• **To do**
The listing below should be written out exactly; please include all of it.

[Data items]
Begin

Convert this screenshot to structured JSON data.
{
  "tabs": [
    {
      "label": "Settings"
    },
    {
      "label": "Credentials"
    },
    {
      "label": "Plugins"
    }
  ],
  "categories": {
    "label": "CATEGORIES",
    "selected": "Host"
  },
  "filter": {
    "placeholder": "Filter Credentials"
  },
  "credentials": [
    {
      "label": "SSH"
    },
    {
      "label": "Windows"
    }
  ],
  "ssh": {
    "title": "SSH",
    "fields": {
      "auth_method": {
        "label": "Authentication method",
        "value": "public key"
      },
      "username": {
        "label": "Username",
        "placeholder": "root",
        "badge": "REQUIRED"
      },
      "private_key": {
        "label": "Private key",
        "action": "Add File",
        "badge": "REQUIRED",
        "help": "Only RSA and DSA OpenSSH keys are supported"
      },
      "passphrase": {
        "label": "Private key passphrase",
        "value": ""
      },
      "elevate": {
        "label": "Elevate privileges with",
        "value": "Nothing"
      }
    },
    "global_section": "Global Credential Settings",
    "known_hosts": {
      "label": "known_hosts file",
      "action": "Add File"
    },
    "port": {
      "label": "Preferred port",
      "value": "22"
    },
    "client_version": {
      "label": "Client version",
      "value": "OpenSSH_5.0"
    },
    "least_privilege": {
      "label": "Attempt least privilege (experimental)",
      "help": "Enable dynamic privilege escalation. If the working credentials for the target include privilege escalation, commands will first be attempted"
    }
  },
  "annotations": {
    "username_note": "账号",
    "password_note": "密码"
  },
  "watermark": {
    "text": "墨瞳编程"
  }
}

End

• **Task response**
Convert this screenshot to structured JSON data.
{
  "tabs": [
    {
      "label": "Settings"
    },
    {
      "label": "Credentials"
    },
    {
      "label": "Plugins"
    }
  ],
  "categories": {
    "label": "CATEGORIES",
    "selected": "Host"
  },
  "filter": {
    "placeholder": "Filter Credentials"
  },
  "credentials": [
    {
      "label": "SSH"
    },
    {
      "label": "Windows"
    }
  ],
  "ssh": {
    "title": "SSH",
    "fields": {
      "auth_method": {
        "label": "Authentication method",
        "value": "public key"
      },
      "username": {
        "label": "Username",
        "placeholder": "root",
        "badge": "REQUIRED"
      },
      "private_key": {
        "label": "Private key",
        "action": "Add File",
        "badge": "REQUIRED",
        "help": "Only RSA and DSA OpenSSH keys are supported"
      },
      "passphrase": {
        "label": "Private key passphrase",
        "value": ""
      },
      "elevate": {
        "label": "Elevate privileges with",
        "value": "Nothing"
      }
    },
    "global_section": "Global Credential Settings",
    "known_hosts": {
      "label": "known_hosts file",
      "action": "Add File"
    },
    "port": {
      "label": "Preferred port",
      "value": "22"
    },
    "client_version": {
      "label": "Client version",
      "value": "OpenSSH_5.0"
    },
    "least_privilege": {
      "label": "Attempt least privilege (experimental)",
      "help": "Enable dynamic privilege escalation. If the working credentials for the target include privilege escalation, commands will first be attempted"
    }
  },
  "annotations": {
    "username_note": "账号",
    "password_note": "密码"
  },
  "watermark": {
    "text": "墨瞳编程"
  }
}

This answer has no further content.